__GIVEN TASK__: In the material below, change every "interactable" to "clickable" and leave all other text as it is.

__ENTRIES SHOWN__:
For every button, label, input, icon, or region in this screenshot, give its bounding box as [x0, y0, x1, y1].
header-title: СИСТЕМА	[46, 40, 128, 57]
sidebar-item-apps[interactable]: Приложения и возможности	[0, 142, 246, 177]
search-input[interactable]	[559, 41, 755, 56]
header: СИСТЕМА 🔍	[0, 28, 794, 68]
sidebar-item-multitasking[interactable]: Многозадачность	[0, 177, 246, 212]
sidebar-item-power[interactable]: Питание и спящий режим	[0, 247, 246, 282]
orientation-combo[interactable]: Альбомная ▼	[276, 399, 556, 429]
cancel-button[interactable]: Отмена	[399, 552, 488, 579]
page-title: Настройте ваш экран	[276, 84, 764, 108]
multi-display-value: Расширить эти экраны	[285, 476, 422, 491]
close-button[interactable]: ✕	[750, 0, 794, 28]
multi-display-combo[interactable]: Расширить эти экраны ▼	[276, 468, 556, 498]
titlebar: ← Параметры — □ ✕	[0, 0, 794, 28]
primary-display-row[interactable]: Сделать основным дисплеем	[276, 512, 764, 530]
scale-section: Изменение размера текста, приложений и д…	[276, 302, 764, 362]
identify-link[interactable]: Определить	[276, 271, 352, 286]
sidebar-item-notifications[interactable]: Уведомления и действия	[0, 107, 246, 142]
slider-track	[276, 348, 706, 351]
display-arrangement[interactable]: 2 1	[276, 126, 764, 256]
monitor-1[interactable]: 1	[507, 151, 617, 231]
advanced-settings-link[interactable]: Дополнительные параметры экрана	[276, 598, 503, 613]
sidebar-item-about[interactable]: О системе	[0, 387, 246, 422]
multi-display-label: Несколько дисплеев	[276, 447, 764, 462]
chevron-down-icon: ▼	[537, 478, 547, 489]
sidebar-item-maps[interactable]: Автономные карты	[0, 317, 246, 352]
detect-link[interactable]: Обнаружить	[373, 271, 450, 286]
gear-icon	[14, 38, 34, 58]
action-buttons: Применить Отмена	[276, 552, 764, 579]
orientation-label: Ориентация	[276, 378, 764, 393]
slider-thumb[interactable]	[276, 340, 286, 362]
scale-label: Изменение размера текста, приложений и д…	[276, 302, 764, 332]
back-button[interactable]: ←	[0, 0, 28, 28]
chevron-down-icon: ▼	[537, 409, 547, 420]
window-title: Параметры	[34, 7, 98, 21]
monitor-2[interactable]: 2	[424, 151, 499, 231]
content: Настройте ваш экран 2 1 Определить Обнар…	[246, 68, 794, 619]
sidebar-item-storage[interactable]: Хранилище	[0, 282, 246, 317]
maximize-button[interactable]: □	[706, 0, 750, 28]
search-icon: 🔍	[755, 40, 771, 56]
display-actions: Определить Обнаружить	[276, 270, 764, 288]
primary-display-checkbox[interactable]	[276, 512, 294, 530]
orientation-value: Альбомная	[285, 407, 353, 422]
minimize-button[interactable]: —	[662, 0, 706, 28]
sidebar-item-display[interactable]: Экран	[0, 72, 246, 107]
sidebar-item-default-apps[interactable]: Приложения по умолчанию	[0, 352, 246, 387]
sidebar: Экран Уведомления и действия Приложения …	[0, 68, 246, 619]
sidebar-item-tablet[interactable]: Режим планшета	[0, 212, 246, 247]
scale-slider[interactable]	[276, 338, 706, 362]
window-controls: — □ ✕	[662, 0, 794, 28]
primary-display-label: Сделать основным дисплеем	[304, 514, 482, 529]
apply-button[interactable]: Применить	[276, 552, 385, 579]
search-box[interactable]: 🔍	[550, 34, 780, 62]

__ANSWER IN FULL__:
For every button, label, input, icon, or region in this screenshot, give its bounding box as [x0, y0, x1, y1].
header-title: СИСТЕМА	[46, 40, 128, 57]
sidebar-item-apps[clickable]: Приложения и возможности	[0, 142, 246, 177]
search-input[clickable]	[559, 41, 755, 56]
header: СИСТЕМА 🔍	[0, 28, 794, 68]
sidebar-item-multitasking[clickable]: Многозадачность	[0, 177, 246, 212]
sidebar-item-power[clickable]: Питание и спящий режим	[0, 247, 246, 282]
orientation-combo[clickable]: Альбомная ▼	[276, 399, 556, 429]
cancel-button[clickable]: Отмена	[399, 552, 488, 579]
page-title: Настройте ваш экран	[276, 84, 764, 108]
multi-display-value: Расширить эти экраны	[285, 476, 422, 491]
close-button[clickable]: ✕	[750, 0, 794, 28]
multi-display-combo[clickable]: Расширить эти экраны ▼	[276, 468, 556, 498]
titlebar: ← Параметры — □ ✕	[0, 0, 794, 28]
primary-display-row[clickable]: Сделать основным дисплеем	[276, 512, 764, 530]
scale-section: Изменение размера текста, приложений и д…	[276, 302, 764, 362]
identify-link[clickable]: Определить	[276, 271, 352, 286]
sidebar-item-notifications[clickable]: Уведомления и действия	[0, 107, 246, 142]
slider-track	[276, 348, 706, 351]
display-arrangement[clickable]: 2 1	[276, 126, 764, 256]
monitor-1[clickable]: 1	[507, 151, 617, 231]
advanced-settings-link[clickable]: Дополнительные параметры экрана	[276, 598, 503, 613]
sidebar-item-about[clickable]: О системе	[0, 387, 246, 422]
multi-display-label: Несколько дисплеев	[276, 447, 764, 462]
chevron-down-icon: ▼	[537, 478, 547, 489]
sidebar-item-maps[clickable]: Автономные карты	[0, 317, 246, 352]
detect-link[clickable]: Обнаружить	[373, 271, 450, 286]
gear-icon	[14, 38, 34, 58]
action-buttons: Применить Отмена	[276, 552, 764, 579]
orientation-label: Ориентация	[276, 378, 764, 393]
slider-thumb[clickable]	[276, 340, 286, 362]
scale-label: Изменение размера текста, приложений и д…	[276, 302, 764, 332]
back-button[clickable]: ←	[0, 0, 28, 28]
chevron-down-icon: ▼	[537, 409, 547, 420]
window-title: Параметры	[34, 7, 98, 21]
monitor-2[clickable]: 2	[424, 151, 499, 231]
content: Настройте ваш экран 2 1 Определить Обнар…	[246, 68, 794, 619]
sidebar-item-storage[clickable]: Хранилище	[0, 282, 246, 317]
maximize-button[clickable]: □	[706, 0, 750, 28]
search-icon: 🔍	[755, 40, 771, 56]
display-actions: Определить Обнаружить	[276, 270, 764, 288]
primary-display-checkbox[clickable]	[276, 512, 294, 530]
orientation-value: Альбомная	[285, 407, 353, 422]
minimize-button[clickable]: —	[662, 0, 706, 28]
sidebar-item-display[clickable]: Экран	[0, 72, 246, 107]
sidebar-item-default-apps[clickable]: Приложения по умолчанию	[0, 352, 246, 387]
sidebar: Экран Уведомления и действия Приложения …	[0, 68, 246, 619]
sidebar-item-tablet[clickable]: Режим планшета	[0, 212, 246, 247]
scale-slider[clickable]	[276, 338, 706, 362]
window-controls: — □ ✕	[662, 0, 794, 28]
primary-display-label: Сделать основным дисплеем	[304, 514, 482, 529]
apply-button[clickable]: Применить	[276, 552, 385, 579]
search-box[clickable]: 🔍	[550, 34, 780, 62]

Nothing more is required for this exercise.